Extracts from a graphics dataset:
>>>>>

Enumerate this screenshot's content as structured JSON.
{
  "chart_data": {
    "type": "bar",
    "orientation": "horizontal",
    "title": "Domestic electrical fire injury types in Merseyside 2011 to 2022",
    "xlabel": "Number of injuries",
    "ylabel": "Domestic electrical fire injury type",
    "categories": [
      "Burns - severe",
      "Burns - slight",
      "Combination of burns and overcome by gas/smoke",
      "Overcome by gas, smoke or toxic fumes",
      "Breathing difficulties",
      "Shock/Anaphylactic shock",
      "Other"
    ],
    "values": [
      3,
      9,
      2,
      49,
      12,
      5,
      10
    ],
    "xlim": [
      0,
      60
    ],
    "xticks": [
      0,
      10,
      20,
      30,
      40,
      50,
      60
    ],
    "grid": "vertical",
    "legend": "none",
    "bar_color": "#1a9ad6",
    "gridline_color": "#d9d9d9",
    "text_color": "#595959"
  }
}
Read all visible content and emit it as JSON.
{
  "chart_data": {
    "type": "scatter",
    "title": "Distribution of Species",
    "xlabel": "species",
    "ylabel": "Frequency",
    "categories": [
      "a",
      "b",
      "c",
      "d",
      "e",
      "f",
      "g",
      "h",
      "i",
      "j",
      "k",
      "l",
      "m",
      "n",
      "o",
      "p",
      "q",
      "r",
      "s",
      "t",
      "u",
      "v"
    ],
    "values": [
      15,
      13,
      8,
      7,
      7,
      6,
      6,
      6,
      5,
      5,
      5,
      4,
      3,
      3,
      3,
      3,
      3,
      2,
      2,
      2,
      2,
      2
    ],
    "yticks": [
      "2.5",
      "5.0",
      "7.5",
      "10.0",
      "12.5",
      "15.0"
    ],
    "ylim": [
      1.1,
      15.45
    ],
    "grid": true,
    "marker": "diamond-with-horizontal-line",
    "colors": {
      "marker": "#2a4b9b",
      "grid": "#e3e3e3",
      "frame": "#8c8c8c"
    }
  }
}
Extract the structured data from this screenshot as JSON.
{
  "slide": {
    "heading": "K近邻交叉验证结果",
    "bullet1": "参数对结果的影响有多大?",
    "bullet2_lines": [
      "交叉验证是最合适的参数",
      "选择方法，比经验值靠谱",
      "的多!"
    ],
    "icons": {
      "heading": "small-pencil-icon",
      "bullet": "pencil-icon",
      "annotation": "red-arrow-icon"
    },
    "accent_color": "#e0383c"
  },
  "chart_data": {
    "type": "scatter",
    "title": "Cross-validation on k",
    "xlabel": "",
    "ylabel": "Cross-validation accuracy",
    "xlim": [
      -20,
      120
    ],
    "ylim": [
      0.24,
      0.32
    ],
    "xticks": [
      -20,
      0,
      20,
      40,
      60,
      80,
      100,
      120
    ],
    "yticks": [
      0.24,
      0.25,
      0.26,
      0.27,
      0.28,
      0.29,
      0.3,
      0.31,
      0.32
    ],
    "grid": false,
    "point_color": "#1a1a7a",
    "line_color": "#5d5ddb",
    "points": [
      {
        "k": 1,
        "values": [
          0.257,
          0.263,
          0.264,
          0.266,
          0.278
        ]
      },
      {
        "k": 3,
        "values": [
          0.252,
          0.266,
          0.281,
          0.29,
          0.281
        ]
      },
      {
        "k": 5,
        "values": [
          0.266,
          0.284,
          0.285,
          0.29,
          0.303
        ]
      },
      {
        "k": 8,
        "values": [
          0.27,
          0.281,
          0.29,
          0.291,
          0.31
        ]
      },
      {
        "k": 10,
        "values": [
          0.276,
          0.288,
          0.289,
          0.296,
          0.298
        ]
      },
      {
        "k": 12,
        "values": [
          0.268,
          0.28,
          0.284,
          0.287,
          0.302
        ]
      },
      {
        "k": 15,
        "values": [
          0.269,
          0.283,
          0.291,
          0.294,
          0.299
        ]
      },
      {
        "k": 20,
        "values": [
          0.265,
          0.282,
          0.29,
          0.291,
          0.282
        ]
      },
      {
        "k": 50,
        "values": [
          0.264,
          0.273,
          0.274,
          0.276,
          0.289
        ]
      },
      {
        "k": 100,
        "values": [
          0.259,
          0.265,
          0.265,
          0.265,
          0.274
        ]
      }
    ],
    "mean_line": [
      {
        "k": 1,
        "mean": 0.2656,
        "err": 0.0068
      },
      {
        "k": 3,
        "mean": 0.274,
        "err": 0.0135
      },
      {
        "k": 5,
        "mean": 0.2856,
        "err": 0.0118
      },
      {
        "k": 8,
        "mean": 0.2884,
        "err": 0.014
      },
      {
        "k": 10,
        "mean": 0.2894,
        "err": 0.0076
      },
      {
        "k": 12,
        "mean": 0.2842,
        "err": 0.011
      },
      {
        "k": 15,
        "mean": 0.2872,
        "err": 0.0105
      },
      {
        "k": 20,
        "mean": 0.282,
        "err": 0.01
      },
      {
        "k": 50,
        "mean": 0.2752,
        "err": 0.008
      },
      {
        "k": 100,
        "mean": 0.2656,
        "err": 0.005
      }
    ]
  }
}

<<<<<

Job
Search the data above for the word "pencil", then gather each line in which it appears.

Finished exercise
      "heading": "small-pencil-icon",
      "bullet": "pencil-icon",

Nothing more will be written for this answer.